§ Task goal
Reproduce each line of the listing exactly.

┏━━

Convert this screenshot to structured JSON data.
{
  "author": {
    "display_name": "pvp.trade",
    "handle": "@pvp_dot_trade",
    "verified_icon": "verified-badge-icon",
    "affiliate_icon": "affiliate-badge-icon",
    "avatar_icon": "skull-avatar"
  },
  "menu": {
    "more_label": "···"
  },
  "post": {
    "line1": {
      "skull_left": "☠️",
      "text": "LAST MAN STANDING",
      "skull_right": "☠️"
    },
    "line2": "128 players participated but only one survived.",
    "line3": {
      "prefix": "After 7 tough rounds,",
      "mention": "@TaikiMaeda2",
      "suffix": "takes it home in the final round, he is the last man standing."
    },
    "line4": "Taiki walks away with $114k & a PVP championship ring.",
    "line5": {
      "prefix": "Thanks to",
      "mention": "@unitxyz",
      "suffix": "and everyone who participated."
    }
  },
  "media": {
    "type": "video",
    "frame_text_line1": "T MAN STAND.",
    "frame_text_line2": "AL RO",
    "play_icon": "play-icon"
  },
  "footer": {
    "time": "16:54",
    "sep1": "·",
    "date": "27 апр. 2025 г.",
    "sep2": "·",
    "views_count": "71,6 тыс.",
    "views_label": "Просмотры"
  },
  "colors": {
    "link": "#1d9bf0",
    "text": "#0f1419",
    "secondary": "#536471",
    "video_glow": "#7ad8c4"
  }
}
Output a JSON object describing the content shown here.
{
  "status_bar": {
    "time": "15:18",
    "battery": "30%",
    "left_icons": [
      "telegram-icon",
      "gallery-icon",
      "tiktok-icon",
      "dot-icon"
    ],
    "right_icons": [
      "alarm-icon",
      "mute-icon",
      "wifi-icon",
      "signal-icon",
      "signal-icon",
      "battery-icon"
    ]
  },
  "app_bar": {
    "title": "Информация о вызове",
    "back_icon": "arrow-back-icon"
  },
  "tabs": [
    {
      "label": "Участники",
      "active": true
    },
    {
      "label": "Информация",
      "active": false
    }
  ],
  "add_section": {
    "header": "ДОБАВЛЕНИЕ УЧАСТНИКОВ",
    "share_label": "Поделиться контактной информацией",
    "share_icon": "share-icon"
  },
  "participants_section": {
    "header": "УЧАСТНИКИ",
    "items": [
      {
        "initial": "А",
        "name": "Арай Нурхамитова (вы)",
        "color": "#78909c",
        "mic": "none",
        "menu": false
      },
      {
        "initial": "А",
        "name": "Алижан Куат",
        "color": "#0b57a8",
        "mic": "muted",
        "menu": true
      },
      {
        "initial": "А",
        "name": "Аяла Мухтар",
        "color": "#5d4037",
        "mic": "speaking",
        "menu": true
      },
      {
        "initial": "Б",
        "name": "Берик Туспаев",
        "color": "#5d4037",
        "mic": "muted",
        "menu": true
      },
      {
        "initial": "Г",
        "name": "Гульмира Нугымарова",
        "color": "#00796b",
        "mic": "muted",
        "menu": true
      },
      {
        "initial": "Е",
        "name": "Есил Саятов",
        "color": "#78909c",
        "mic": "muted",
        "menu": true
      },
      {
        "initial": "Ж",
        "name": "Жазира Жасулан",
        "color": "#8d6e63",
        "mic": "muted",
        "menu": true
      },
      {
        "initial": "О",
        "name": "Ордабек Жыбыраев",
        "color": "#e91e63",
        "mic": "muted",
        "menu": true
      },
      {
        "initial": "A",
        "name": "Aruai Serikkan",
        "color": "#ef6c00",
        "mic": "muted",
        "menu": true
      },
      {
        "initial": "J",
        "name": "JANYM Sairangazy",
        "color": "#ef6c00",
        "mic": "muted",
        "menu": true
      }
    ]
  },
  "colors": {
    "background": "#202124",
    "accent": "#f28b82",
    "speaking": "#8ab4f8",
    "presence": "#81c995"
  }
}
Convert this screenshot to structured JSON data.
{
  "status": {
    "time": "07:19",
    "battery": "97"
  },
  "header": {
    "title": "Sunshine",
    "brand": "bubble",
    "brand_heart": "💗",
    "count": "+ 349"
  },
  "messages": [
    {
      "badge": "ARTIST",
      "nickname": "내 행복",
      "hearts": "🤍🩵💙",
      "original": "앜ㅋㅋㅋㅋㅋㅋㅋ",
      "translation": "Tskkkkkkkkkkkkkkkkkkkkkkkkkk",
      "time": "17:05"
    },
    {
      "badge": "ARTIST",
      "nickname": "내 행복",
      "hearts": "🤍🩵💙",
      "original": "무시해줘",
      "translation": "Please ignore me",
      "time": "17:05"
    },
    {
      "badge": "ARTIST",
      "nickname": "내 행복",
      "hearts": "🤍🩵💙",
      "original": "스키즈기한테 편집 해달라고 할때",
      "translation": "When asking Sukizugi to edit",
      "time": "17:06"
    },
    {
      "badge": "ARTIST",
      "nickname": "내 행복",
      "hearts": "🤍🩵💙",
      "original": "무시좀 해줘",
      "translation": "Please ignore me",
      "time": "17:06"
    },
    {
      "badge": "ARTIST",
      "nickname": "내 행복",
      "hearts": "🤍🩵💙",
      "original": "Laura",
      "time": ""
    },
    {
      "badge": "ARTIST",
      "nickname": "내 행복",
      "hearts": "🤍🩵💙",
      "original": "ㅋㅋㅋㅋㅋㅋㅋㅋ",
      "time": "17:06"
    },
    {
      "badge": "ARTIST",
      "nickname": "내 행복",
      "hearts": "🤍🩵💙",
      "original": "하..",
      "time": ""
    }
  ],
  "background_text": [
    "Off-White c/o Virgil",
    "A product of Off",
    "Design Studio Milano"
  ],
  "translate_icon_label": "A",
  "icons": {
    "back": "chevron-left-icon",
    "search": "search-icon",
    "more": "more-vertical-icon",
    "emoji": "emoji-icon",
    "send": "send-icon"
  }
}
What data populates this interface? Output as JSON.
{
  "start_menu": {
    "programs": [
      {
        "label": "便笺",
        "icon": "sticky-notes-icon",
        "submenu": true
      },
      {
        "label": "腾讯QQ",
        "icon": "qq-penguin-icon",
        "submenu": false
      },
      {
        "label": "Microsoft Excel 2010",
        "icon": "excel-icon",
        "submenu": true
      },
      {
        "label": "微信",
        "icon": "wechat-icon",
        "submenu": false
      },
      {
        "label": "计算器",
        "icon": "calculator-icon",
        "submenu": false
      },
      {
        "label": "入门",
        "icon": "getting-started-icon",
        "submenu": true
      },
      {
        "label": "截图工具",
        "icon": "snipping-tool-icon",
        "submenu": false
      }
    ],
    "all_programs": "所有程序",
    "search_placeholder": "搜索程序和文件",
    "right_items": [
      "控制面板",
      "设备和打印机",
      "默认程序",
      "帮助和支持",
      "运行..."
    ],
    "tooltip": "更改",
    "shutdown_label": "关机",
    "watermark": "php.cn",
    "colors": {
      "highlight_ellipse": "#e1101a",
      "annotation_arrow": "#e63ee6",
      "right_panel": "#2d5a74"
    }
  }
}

┗━━

§ Full solution
Convert this screenshot to structured JSON data.
{
  "author": {
    "display_name": "pvp.trade",
    "handle": "@pvp_dot_trade",
    "verified_icon": "verified-badge-icon",
    "affiliate_icon": "affiliate-badge-icon",
    "avatar_icon": "skull-avatar"
  },
  "menu": {
    "more_label": "···"
  },
  "post": {
    "line1": {
      "skull_left": "☠️",
      "text": "LAST MAN STANDING",
      "skull_right": "☠️"
    },
    "line2": "128 players participated but only one survived.",
    "line3": {
      "prefix": "After 7 tough rounds,",
      "mention": "@TaikiMaeda2",
      "suffix": "takes it home in the final round, he is the last man standing."
    },
    "line4": "Taiki walks away with $114k & a PVP championship ring.",
    "line5": {
      "prefix": "Thanks to",
      "mention": "@unitxyz",
      "suffix": "and everyone who participated."
    }
  },
  "media": {
    "type": "video",
    "frame_text_line1": "T MAN STAND.",
    "frame_text_line2": "AL RO",
    "play_icon": "play-icon"
  },
  "footer": {
    "time": "16:54",
    "sep1": "·",
    "date": "27 апр. 2025 г.",
    "sep2": "·",
    "views_count": "71,6 тыс.",
    "views_label": "Просмотры"
  },
  "colors": {
    "link": "#1d9bf0",
    "text": "#0f1419",
    "secondary": "#536471",
    "video_glow": "#7ad8c4"
  }
}
Output a JSON object describing the content shown here.
{
  "status_bar": {
    "time": "15:18",
    "battery": "30%",
    "left_icons": [
      "telegram-icon",
      "gallery-icon",
      "tiktok-icon",
      "dot-icon"
    ],
    "right_icons": [
      "alarm-icon",
      "mute-icon",
      "wifi-icon",
      "signal-icon",
      "signal-icon",
      "battery-icon"
    ]
  },
  "app_bar": {
    "title": "Информация о вызове",
    "back_icon": "arrow-back-icon"
  },
  "tabs": [
    {
      "label": "Участники",
      "active": true
    },
    {
      "label": "Информация",
      "active": false
    }
  ],
  "add_section": {
    "header": "ДОБАВЛЕНИЕ УЧАСТНИКОВ",
    "share_label": "Поделиться контактной информацией",
    "share_icon": "share-icon"
  },
  "participants_section": {
    "header": "УЧАСТНИКИ",
    "items": [
      {
        "initial": "А",
        "name": "Арай Нурхамитова (вы)",
        "color": "#78909c",
        "mic": "none",
        "menu": false
      },
      {
        "initial": "А",
        "name": "Алижан Куат",
        "color": "#0b57a8",
        "mic": "muted",
        "menu": true
      },
      {
        "initial": "А",
        "name": "Аяла Мухтар",
        "color": "#5d4037",
        "mic": "speaking",
        "menu": true
      },
      {
        "initial": "Б",
        "name": "Берик Туспаев",
        "color": "#5d4037",
        "mic": "muted",
        "menu": true
      },
      {
        "initial": "Г",
        "name": "Гульмира Нугымарова",
        "color": "#00796b",
        "mic": "muted",
        "menu": true
      },
      {
        "initial": "Е",
        "name": "Есил Саятов",
        "color": "#78909c",
        "mic": "muted",
        "menu": true
      },
      {
        "initial": "Ж",
        "name": "Жазира Жасулан",
        "color": "#8d6e63",
        "mic": "muted",
        "menu": true
      },
      {
        "initial": "О",
        "name": "Ордабек Жыбыраев",
        "color": "#e91e63",
        "mic": "muted",
        "menu": true
      },
      {
        "initial": "A",
        "name": "Aruai Serikkan",
        "color": "#ef6c00",
        "mic": "muted",
        "menu": true
      },
      {
        "initial": "J",
        "name": "JANYM Sairangazy",
        "color": "#ef6c00",
        "mic": "muted",
        "menu": true
      }
    ]
  },
  "colors": {
    "background": "#202124",
    "accent": "#f28b82",
    "speaking": "#8ab4f8",
    "presence": "#81c995"
  }
}
Convert this screenshot to structured JSON data.
{
  "status": {
    "time": "07:19",
    "battery": "97"
  },
  "header": {
    "title": "Sunshine",
    "brand": "bubble",
    "brand_heart": "💗",
    "count": "+ 349"
  },
  "messages": [
    {
      "badge": "ARTIST",
      "nickname": "내 행복",
      "hearts": "🤍🩵💙",
      "original": "앜ㅋㅋㅋㅋㅋㅋㅋ",
      "translation": "Tskkkkkkkkkkkkkkkkkkkkkkkkkk",
      "time": "17:05"
    },
    {
      "badge": "ARTIST",
      "nickname": "내 행복",
      "hearts": "🤍🩵💙",
      "original": "무시해줘",
      "translation": "Please ignore me",
      "time": "17:05"
    },
    {
      "badge": "ARTIST",
      "nickname": "내 행복",
      "hearts": "🤍🩵💙",
      "original": "스키즈기한테 편집 해달라고 할때",
      "translation": "When asking Sukizugi to edit",
      "time": "17:06"
    },
    {
      "badge": "ARTIST",
      "nickname": "내 행복",
      "hearts": "🤍🩵💙",
      "original": "무시좀 해줘",
      "translation": "Please ignore me",
      "time": "17:06"
    },
    {
      "badge": "ARTIST",
      "nickname": "내 행복",
      "hearts": "🤍🩵💙",
      "original": "Laura",
      "time": ""
    },
    {
      "badge": "ARTIST",
      "nickname": "내 행복",
      "hearts": "🤍🩵💙",
      "original": "ㅋㅋㅋㅋㅋㅋㅋㅋ",
      "time": "17:06"
    },
    {
      "badge": "ARTIST",
      "nickname": "내 행복",
      "hearts": "🤍🩵💙",
      "original": "하..",
      "time": ""
    }
  ],
  "background_text": [
    "Off-White c/o Virgil",
    "A product of Off",
    "Design Studio Milano"
  ],
  "translate_icon_label": "A",
  "icons": {
    "back": "chevron-left-icon",
    "search": "search-icon",
    "more": "more-vertical-icon",
    "emoji": "emoji-icon",
    "send": "send-icon"
  }
}
What data populates this interface? Output as JSON.
{
  "start_menu": {
    "programs": [
      {
        "label": "便笺",
        "icon": "sticky-notes-icon",
        "submenu": true
      },
      {
        "label": "腾讯QQ",
        "icon": "qq-penguin-icon",
        "submenu": false
      },
      {
        "label": "Microsoft Excel 2010",
        "icon": "excel-icon",
        "submenu": true
      },
      {
        "label": "微信",
        "icon": "wechat-icon",
        "submenu": false
      },
      {
        "label": "计算器",
        "icon": "calculator-icon",
        "submenu": false
      },
      {
        "label": "入门",
        "icon": "getting-started-icon",
        "submenu": true
      },
      {
        "label": "截图工具",
        "icon": "snipping-tool-icon",
        "submenu": false
      }
    ],
    "all_programs": "所有程序",
    "search_placeholder": "搜索程序和文件",
    "right_items": [
      "控制面板",
      "设备和打印机",
      "默认程序",
      "帮助和支持",
      "运行..."
    ],
    "tooltip": "更改",
    "shutdown_label": "关机",
    "watermark": "php.cn",
    "colors": {
      "highlight_ellipse": "#e1101a",
      "annotation_arrow": "#e63ee6",
      "right_panel": "#2d5a74"
    }
  }
}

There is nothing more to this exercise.